→ WHAT IS NEEDED: State how many lines of the data contain the word "xlabel", and write nothing besides the number.
── SUPPLIED RECORDS
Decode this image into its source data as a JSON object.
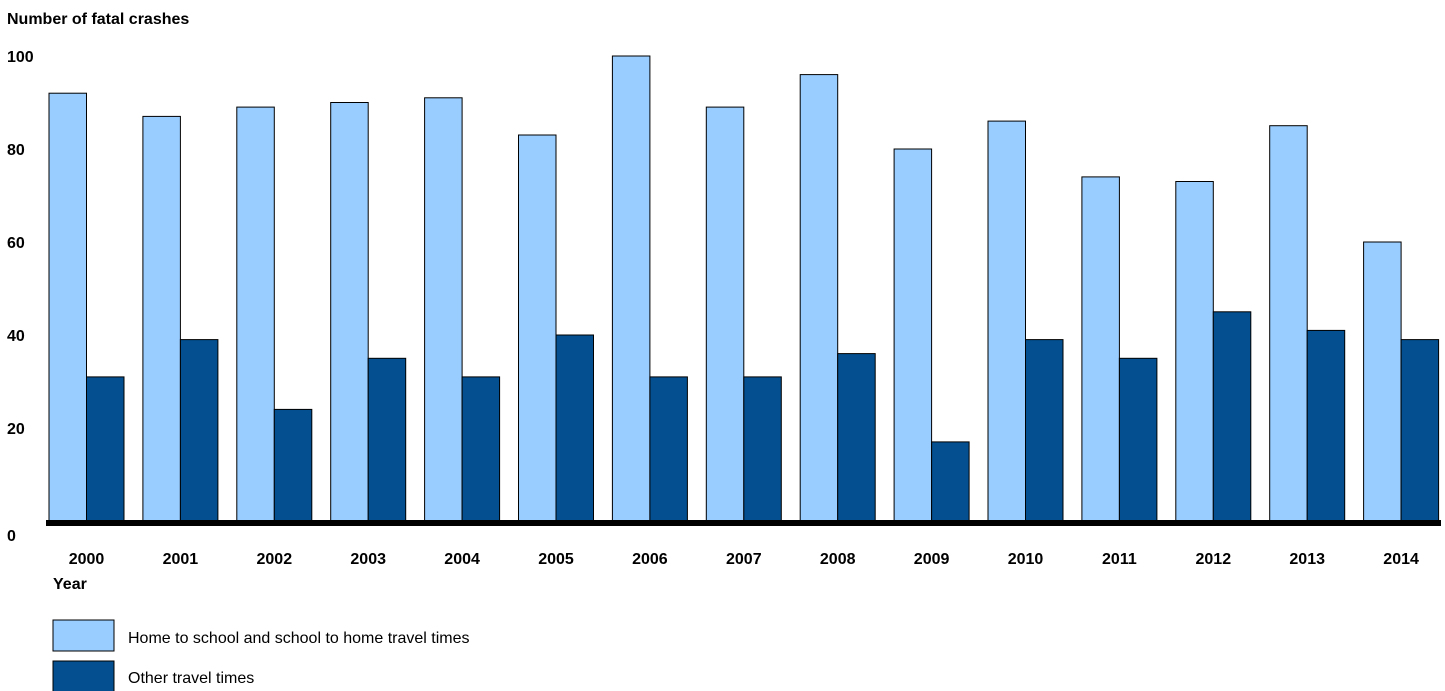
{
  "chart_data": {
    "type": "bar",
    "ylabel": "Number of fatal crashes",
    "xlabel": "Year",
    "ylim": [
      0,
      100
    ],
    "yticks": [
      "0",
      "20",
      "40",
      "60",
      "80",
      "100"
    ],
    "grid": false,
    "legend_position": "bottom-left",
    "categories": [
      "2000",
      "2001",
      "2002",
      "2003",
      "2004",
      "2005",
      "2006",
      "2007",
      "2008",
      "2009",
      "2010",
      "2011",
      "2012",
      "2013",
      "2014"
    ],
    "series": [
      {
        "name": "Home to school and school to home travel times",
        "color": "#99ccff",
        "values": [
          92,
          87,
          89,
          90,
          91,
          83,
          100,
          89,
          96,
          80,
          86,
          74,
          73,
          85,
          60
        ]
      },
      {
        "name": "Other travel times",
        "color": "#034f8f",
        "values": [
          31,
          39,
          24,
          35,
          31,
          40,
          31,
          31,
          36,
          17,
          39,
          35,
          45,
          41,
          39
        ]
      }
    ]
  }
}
────
── SUPPLIED RECORDS
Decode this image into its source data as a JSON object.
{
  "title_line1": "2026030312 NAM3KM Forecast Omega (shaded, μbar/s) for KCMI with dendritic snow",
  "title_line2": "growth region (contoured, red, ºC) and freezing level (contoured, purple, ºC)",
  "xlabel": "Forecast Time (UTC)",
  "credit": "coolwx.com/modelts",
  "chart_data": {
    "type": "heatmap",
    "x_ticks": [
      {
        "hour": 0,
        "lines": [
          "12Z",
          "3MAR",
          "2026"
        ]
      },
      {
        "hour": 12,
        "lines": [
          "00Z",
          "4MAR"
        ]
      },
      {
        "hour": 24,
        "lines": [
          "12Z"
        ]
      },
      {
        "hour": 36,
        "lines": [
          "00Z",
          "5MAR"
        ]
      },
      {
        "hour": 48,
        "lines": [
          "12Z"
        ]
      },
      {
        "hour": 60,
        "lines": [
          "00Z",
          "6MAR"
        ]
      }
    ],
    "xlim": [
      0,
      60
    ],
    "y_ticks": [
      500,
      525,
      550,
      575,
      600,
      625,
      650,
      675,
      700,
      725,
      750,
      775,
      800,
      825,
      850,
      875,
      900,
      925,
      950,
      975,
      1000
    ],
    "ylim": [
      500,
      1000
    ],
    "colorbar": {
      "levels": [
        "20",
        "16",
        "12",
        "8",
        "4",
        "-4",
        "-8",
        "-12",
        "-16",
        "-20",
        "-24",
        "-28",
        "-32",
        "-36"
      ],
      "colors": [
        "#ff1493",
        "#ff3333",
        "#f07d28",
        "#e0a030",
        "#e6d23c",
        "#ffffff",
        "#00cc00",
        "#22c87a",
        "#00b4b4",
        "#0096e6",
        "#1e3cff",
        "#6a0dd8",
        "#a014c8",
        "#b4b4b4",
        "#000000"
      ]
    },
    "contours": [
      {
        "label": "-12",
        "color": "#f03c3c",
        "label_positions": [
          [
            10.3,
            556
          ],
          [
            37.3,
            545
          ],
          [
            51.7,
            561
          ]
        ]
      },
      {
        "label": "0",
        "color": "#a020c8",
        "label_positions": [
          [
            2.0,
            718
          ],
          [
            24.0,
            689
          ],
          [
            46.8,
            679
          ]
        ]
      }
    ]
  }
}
────
→ SOLUTION BELOW: 2